> [Records to process]
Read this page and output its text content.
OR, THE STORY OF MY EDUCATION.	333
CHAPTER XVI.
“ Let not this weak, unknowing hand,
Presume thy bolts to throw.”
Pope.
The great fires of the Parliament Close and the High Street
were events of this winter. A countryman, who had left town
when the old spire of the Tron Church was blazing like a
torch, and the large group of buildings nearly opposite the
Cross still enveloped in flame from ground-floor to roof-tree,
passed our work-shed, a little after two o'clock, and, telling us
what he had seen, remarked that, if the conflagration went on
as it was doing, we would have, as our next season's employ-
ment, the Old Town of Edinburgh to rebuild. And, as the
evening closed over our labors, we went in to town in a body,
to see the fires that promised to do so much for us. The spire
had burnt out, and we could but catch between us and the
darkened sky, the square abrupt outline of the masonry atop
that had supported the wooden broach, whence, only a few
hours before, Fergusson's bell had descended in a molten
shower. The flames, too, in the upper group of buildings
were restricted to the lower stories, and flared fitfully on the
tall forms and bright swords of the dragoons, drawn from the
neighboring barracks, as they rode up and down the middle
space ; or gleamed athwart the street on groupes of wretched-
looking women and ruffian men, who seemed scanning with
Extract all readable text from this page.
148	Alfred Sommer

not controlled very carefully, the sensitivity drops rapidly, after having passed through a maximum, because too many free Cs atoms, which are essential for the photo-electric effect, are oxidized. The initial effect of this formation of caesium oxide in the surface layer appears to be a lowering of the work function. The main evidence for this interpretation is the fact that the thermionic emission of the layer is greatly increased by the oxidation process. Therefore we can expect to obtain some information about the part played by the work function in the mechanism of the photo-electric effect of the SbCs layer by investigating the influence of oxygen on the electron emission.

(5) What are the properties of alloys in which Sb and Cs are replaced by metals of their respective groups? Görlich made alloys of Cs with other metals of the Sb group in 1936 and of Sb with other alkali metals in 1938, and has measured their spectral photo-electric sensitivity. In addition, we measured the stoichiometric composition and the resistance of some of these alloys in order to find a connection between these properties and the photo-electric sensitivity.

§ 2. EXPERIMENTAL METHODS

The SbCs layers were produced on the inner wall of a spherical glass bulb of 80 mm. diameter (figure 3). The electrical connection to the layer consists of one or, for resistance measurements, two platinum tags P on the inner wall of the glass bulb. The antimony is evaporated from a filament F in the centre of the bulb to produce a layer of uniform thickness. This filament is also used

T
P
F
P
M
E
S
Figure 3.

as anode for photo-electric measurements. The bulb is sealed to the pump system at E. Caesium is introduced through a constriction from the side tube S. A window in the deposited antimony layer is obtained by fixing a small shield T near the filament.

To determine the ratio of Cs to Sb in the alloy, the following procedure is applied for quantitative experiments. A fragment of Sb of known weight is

> [What the task asks] Only lines with the word "bulb" should be collected from the material.

> [Output]
The SbCs layers were produced on the inner wall of a spherical glass bulb of 80 mm. diameter (figure 3). The electrical connection to the layer consists of one or, for resistance measurements, two platinum tags P on the inner wall of the glass bulb. The antimony is evaporated from a filament F in the centre of the bulb to produce a layer of uniform thickness. This filament is also used
as anode for photo-electric measurements. The bulb is sealed to the pump system at E. Caesium is introduced through a constriction from the side tube S. A window in the deposited antimony layer is obtained by fixing a small shield T near the filament.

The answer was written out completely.